■ **WORK INSTRUCTIONS**: Write the data out again exactly, dropping any images it holds.

■ **MATERIAL**:
---+---

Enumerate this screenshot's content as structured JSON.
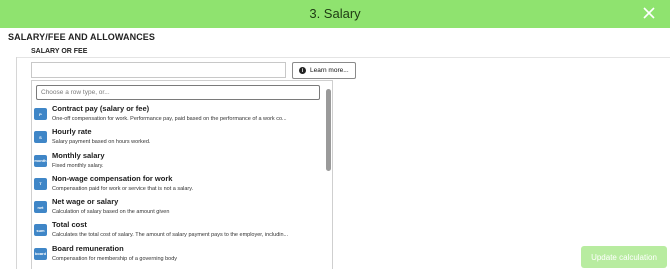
{
  "header": {
    "title": "3. Salary"
  },
  "section": {
    "title": "SALARY/FEE AND ALLOWANCES",
    "subtitle": "SALARY OR FEE"
  },
  "learn_more": {
    "label": "Learn more..."
  },
  "dropdown": {
    "search_placeholder": "Choose a row type, or...",
    "options": [
      {
        "badge": "P",
        "name": "Contract pay (salary or fee)",
        "desc": "One-off compensation for work. Performance pay, paid based on the performance of a work co..."
      },
      {
        "badge": "S",
        "name": "Hourly rate",
        "desc": "Salary payment based on hours worked."
      },
      {
        "badge": "month",
        "name": "Monthly salary",
        "desc": "Fixed monthly salary."
      },
      {
        "badge": "T",
        "name": "Non-wage compensation for work",
        "desc": "Compensation paid for work or service that is not a salary."
      },
      {
        "badge": "net",
        "name": "Net wage or salary",
        "desc": "Calculation of salary based on the amount given"
      },
      {
        "badge": "sum",
        "name": "Total cost",
        "desc": "Calculates the total cost of salary. The amount of salary payment pays to the employer, includin..."
      },
      {
        "badge": "board",
        "name": "Board remuneration",
        "desc": "Compensation for membership of a governing body"
      }
    ]
  },
  "update_button": {
    "label": "Update calculation"
  },
  "colors": {
    "header_bg": "#8fe36f",
    "badge_bg": "#3f86c7",
    "update_bg": "#b8eca0"
  },
  "icons": {
    "close": "close-icon",
    "info": "info-icon"
  }
}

---+---

■ **RESPONSE TO THIS EXERCISE**:
Enumerate this screenshot's content as structured JSON.
{
  "header": {
    "title": "3. Salary"
  },
  "section": {
    "title": "SALARY/FEE AND ALLOWANCES",
    "subtitle": "SALARY OR FEE"
  },
  "learn_more": {
    "label": "Learn more..."
  },
  "dropdown": {
    "search_placeholder": "Choose a row type, or...",
    "options": [
      {
        "badge": "P",
        "name": "Contract pay (salary or fee)",
        "desc": "One-off compensation for work. Performance pay, paid based on the performance of a work co..."
      },
      {
        "badge": "S",
        "name": "Hourly rate",
        "desc": "Salary payment based on hours worked."
      },
      {
        "badge": "month",
        "name": "Monthly salary",
        "desc": "Fixed monthly salary."
      },
      {
        "badge": "T",
        "name": "Non-wage compensation for work",
        "desc": "Compensation paid for work or service that is not a salary."
      },
      {
        "badge": "net",
        "name": "Net wage or salary",
        "desc": "Calculation of salary based on the amount given"
      },
      {
        "badge": "sum",
        "name": "Total cost",
        "desc": "Calculates the total cost of salary. The amount of salary payment pays to the employer, includin..."
      },
      {
        "badge": "board",
        "name": "Board remuneration",
        "desc": "Compensation for membership of a governing body"
      }
    ]
  },
  "update_button": {
    "label": "Update calculation"
  },
  "colors": {
    "header_bg": "#8fe36f",
    "badge_bg": "#3f86c7",
    "update_bg": "#b8eca0"
  },
  "icons": {
    "close": "close-icon",
    "info": "info-icon"
  }
}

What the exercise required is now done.